--- start Exercise materials ---

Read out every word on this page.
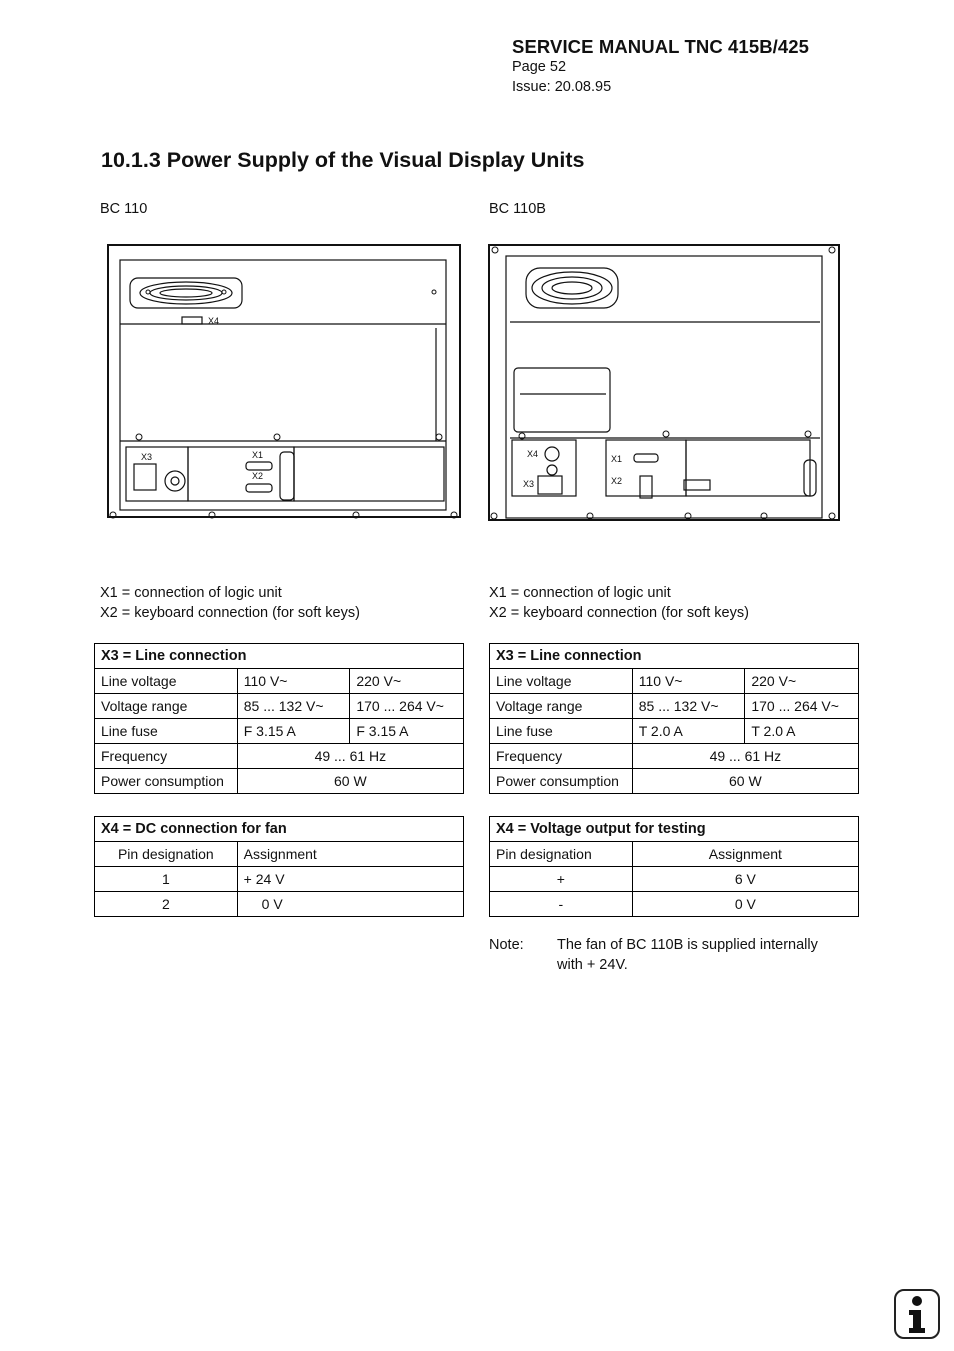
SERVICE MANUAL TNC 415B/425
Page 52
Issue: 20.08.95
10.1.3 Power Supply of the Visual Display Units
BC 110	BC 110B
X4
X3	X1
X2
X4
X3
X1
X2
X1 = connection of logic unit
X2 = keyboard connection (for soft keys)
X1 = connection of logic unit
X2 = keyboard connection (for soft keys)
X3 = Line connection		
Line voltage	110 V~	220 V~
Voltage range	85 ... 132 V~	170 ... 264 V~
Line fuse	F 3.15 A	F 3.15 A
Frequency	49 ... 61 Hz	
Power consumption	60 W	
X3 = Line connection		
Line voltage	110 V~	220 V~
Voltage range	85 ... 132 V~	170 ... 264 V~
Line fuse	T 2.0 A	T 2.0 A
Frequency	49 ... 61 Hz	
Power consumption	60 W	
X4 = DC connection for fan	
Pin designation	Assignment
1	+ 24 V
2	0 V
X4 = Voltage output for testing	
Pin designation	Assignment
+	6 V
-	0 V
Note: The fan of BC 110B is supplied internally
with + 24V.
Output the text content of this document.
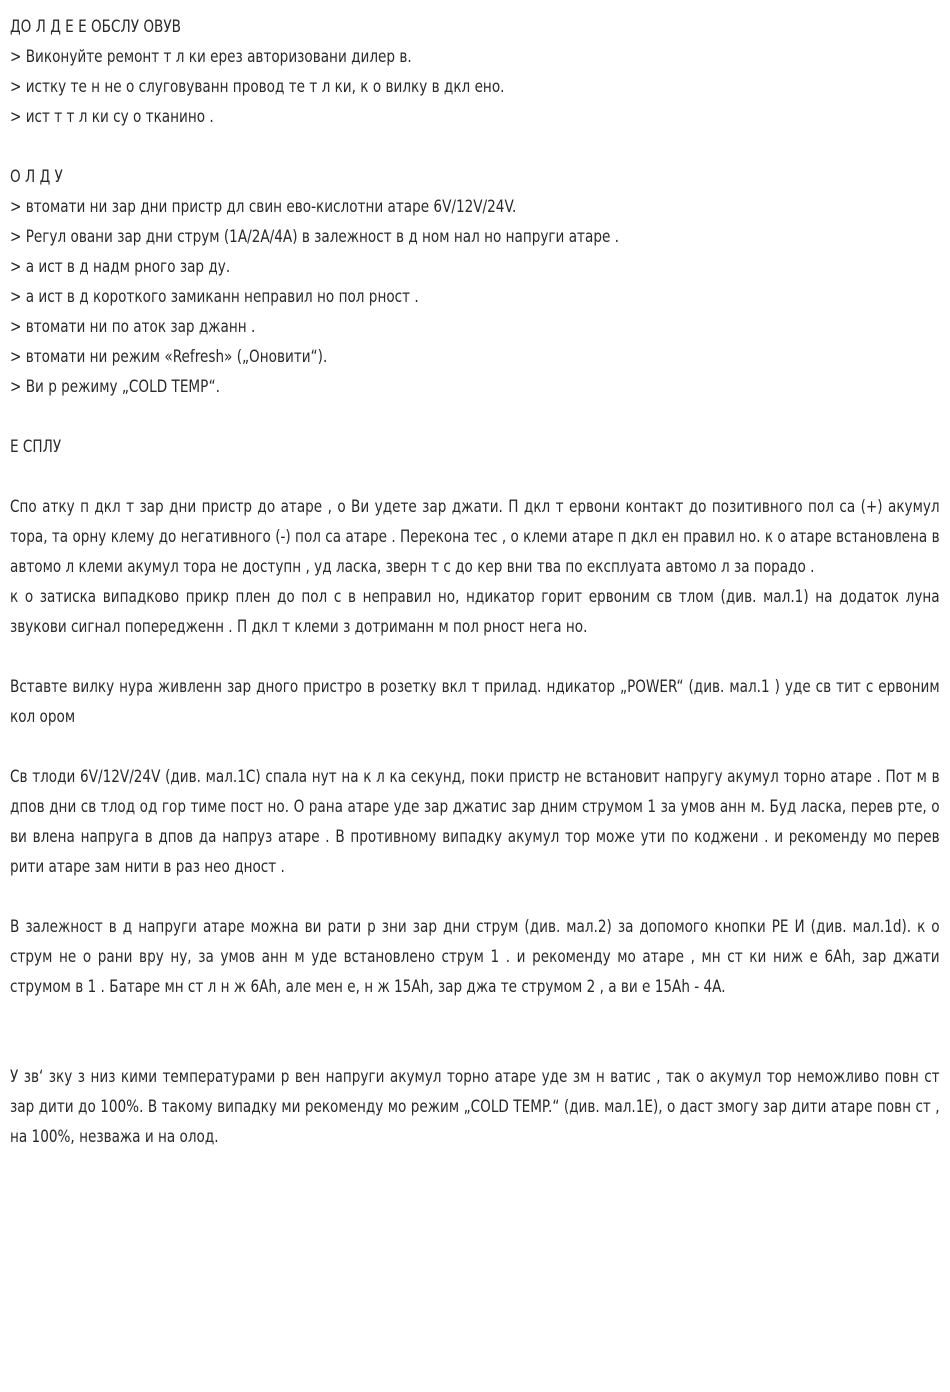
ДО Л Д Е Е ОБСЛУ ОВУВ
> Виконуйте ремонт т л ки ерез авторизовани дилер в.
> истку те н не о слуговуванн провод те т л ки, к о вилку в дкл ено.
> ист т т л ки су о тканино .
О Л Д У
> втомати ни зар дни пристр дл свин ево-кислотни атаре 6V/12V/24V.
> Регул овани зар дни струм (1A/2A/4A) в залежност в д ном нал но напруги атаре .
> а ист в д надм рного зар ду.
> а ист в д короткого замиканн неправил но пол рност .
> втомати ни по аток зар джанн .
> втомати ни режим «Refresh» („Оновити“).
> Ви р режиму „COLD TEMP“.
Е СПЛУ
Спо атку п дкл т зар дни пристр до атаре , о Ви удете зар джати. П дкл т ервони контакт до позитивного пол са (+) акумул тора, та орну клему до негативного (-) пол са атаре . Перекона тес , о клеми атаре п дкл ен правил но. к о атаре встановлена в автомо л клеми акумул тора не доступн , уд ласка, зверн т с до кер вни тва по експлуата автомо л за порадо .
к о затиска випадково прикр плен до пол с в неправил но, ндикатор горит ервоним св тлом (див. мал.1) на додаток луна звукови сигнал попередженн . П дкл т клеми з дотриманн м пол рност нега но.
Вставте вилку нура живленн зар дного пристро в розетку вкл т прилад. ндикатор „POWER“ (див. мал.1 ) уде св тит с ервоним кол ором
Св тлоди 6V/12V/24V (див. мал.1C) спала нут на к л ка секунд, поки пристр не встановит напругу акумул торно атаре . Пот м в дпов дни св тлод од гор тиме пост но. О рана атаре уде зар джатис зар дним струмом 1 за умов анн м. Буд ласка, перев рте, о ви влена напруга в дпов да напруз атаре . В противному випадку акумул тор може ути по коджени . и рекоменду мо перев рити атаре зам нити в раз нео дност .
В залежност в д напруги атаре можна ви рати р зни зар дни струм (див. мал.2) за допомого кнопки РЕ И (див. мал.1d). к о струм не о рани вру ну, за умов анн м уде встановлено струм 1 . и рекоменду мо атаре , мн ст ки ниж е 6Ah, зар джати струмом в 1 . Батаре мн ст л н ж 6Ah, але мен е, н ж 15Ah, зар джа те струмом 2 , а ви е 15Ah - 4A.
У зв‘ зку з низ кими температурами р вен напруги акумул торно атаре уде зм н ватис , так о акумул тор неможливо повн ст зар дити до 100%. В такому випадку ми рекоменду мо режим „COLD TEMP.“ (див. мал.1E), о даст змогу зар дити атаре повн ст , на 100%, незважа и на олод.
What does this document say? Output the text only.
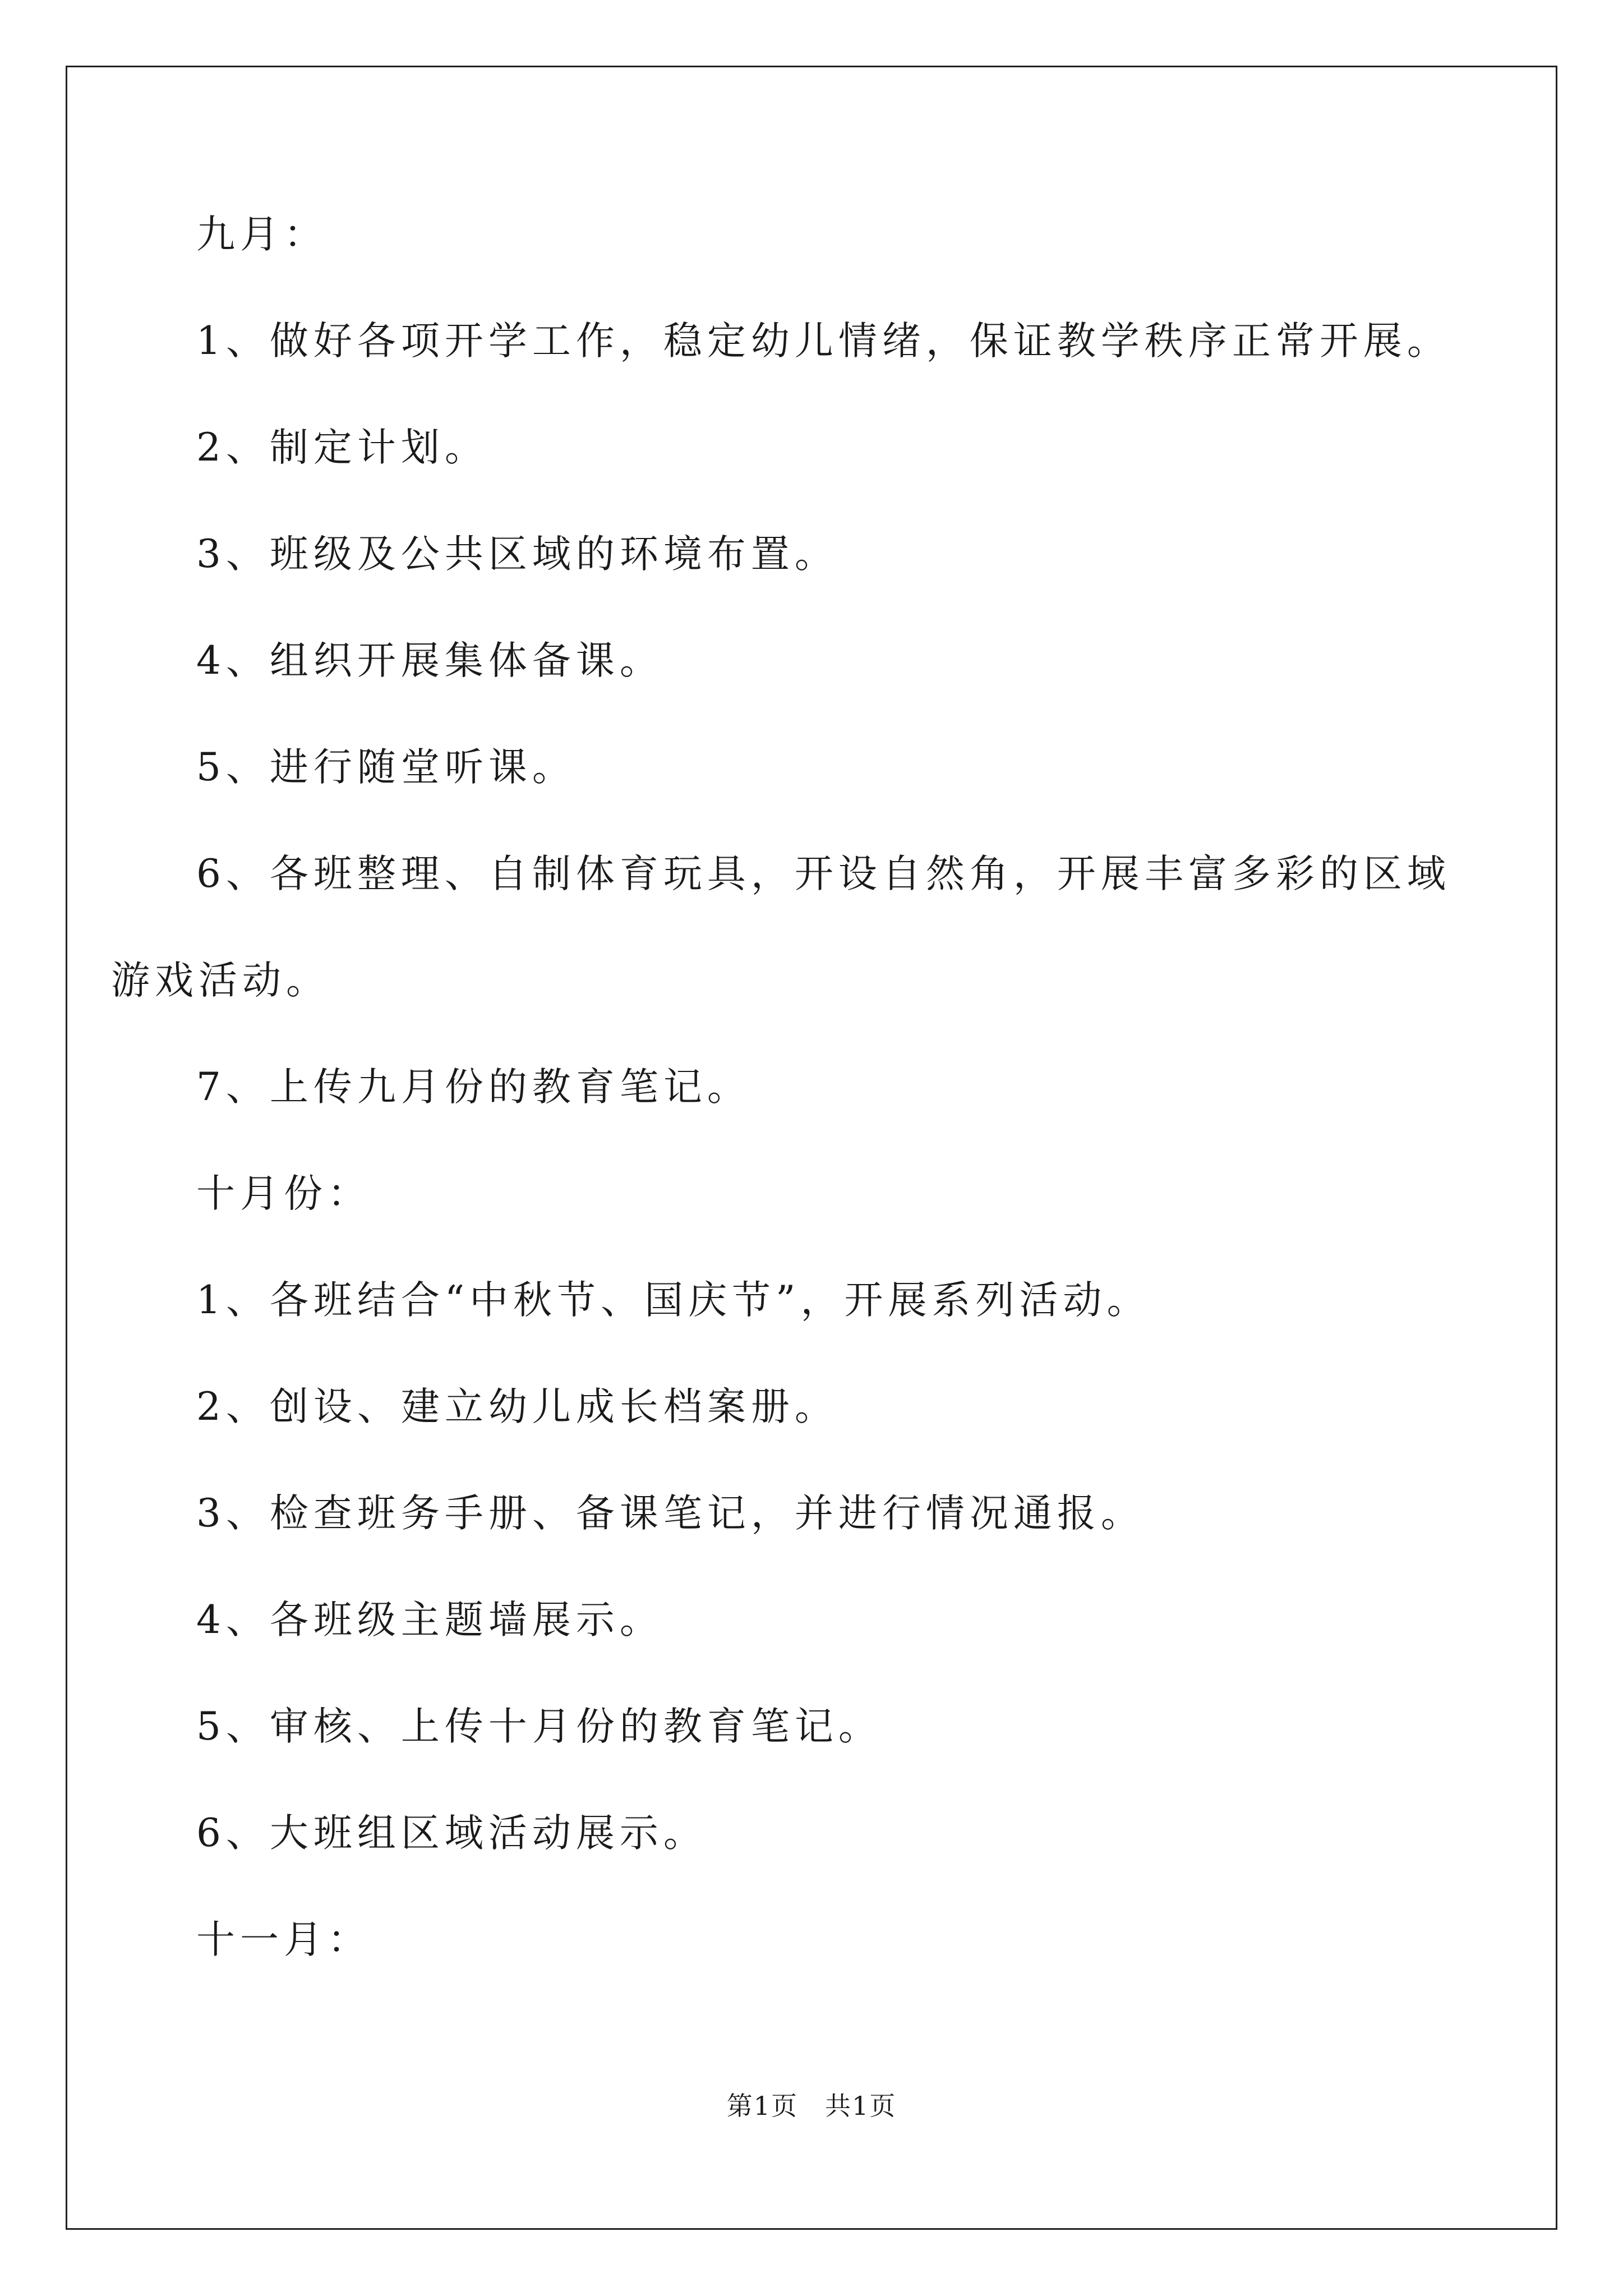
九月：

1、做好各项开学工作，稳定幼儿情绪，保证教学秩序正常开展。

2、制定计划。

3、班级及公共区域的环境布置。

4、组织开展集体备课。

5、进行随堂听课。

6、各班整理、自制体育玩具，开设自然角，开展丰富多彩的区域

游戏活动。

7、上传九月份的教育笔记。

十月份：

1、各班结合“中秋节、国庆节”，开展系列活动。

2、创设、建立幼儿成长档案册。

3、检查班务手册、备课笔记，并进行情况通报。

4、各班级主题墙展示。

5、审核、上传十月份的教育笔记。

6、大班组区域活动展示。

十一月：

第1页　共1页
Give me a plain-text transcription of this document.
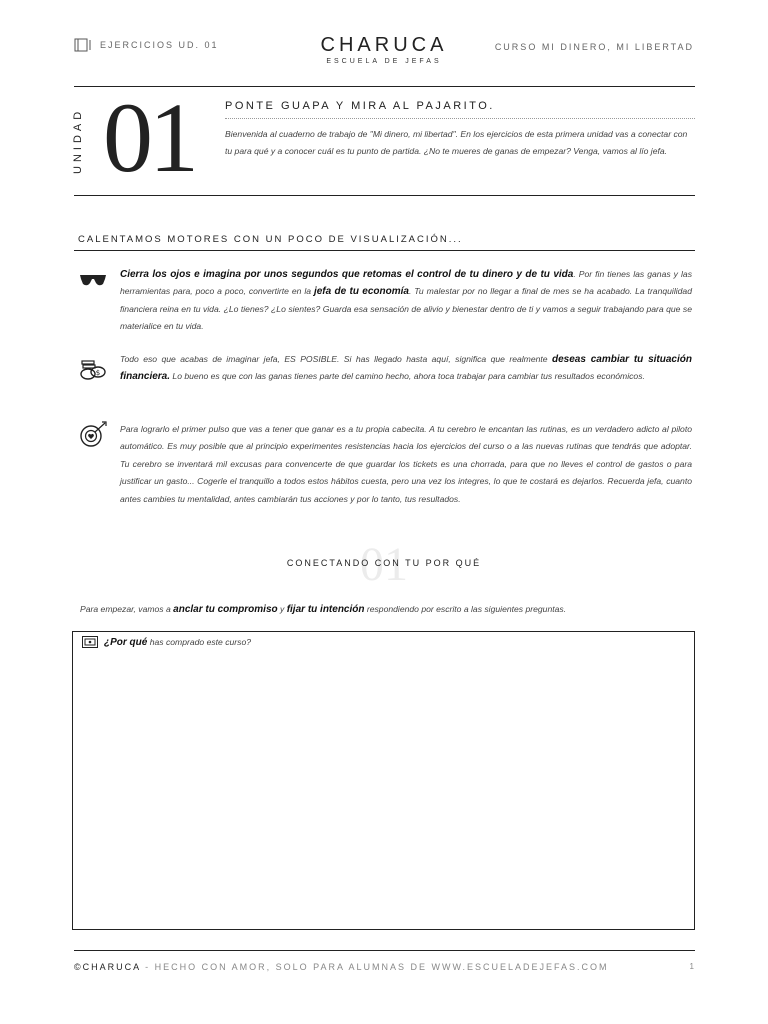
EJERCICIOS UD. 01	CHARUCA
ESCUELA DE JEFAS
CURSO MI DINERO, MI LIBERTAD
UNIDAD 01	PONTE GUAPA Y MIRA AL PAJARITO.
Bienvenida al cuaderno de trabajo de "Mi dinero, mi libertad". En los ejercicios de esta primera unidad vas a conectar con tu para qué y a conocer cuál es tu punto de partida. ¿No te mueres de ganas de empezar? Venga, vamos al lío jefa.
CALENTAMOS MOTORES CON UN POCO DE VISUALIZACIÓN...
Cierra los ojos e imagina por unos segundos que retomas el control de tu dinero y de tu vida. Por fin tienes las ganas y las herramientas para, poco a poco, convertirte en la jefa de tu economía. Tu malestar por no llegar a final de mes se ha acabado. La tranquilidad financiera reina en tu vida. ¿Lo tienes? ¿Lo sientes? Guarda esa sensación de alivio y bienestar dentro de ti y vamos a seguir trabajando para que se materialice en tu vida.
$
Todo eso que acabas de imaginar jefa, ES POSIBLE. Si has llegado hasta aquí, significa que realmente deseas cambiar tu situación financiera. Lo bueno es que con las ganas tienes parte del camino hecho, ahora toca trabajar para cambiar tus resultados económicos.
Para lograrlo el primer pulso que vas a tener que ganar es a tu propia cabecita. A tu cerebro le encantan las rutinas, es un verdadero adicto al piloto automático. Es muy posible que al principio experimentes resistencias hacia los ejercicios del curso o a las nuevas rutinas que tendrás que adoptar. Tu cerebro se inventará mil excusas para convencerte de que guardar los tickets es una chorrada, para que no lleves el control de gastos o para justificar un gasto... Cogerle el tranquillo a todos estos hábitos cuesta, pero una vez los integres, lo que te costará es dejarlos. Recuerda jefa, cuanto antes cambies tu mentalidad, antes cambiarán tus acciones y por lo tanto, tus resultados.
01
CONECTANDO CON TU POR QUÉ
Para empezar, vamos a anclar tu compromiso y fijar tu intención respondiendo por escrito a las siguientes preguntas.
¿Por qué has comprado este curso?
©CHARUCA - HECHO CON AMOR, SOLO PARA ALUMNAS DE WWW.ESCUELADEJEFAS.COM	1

--- end Exercise materials ---

- _Task_: Starting at the line that contains "Give me a plain-text", retype each line through the final one in the listing, with both ends kept and the pictures omitted.

- _Exercise answer_:
Give me a plain-text transcription of this document.
EJERCICIOS UD. 01	CHARUCA
ESCUELA DE JEFAS
CURSO MI DINERO, MI LIBERTAD
UNIDAD 01	PONTE GUAPA Y MIRA AL PAJARITO.
Bienvenida al cuaderno de trabajo de "Mi dinero, mi libertad". En los ejercicios de esta primera unidad vas a conectar con tu para qué y a conocer cuál es tu punto de partida. ¿No te mueres de ganas de empezar? Venga, vamos al lío jefa.
CALENTAMOS MOTORES CON UN POCO DE VISUALIZACIÓN...
Cierra los ojos e imagina por unos segundos que retomas el control de tu dinero y de tu vida. Por fin tienes las ganas y las herramientas para, poco a poco, convertirte en la jefa de tu economía. Tu malestar por no llegar a final de mes se ha acabado. La tranquilidad financiera reina en tu vida. ¿Lo tienes? ¿Lo sientes? Guarda esa sensación de alivio y bienestar dentro de ti y vamos a seguir trabajando para que se materialice en tu vida.
$
Todo eso que acabas de imaginar jefa, ES POSIBLE. Si has llegado hasta aquí, significa que realmente deseas cambiar tu situación financiera. Lo bueno es que con las ganas tienes parte del camino hecho, ahora toca trabajar para cambiar tus resultados económicos.
Para lograrlo el primer pulso que vas a tener que ganar es a tu propia cabecita. A tu cerebro le encantan las rutinas, es un verdadero adicto al piloto automático. Es muy posible que al principio experimentes resistencias hacia los ejercicios del curso o a las nuevas rutinas que tendrás que adoptar. Tu cerebro se inventará mil excusas para convencerte de que guardar los tickets es una chorrada, para que no lleves el control de gastos o para justificar un gasto... Cogerle el tranquillo a todos estos hábitos cuesta, pero una vez los integres, lo que te costará es dejarlos. Recuerda jefa, cuanto antes cambies tu mentalidad, antes cambiarán tus acciones y por lo tanto, tus resultados.
01
CONECTANDO CON TU POR QUÉ
Para empezar, vamos a anclar tu compromiso y fijar tu intención respondiendo por escrito a las siguientes preguntas.
¿Por qué has comprado este curso?
©CHARUCA - HECHO CON AMOR, SOLO PARA ALUMNAS DE WWW.ESCUELADEJEFAS.COM	1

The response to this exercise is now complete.